● **DO THIS**:
Extract every line from the records below that contains the word "ceux".

● **EXTRACTED MATERIAL**:
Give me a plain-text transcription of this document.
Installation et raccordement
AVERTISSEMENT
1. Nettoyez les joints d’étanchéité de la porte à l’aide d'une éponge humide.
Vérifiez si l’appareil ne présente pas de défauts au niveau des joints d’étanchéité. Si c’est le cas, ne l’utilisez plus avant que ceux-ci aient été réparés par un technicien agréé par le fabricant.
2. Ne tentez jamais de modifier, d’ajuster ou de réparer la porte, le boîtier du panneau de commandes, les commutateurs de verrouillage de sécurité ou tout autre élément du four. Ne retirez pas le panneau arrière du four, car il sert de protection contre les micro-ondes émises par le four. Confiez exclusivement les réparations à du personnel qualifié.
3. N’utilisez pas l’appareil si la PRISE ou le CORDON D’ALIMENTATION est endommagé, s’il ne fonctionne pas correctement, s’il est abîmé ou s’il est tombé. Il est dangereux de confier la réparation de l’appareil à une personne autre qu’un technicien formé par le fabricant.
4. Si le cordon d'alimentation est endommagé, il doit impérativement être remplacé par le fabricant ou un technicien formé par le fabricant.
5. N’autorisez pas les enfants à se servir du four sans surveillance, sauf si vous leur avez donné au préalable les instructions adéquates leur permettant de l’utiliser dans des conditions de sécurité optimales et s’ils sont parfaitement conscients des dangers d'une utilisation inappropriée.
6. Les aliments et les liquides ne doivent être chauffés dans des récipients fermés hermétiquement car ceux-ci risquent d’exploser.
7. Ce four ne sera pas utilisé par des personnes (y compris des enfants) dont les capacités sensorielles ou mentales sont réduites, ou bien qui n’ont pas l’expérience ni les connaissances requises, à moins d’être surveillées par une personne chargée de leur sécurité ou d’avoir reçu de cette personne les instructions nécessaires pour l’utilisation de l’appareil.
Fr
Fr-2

● **FULL SOLUTION**:
Vérifiez si l’appareil ne présente pas de défauts au niveau des joints d’étanchéité. Si c’est le cas, ne l’utilisez plus avant que ceux-ci aient été réparés par un technicien agréé par le fabricant.
6. Les aliments et les liquides ne doivent être chauffés dans des récipients fermés hermétiquement car ceux-ci risquent d’exploser.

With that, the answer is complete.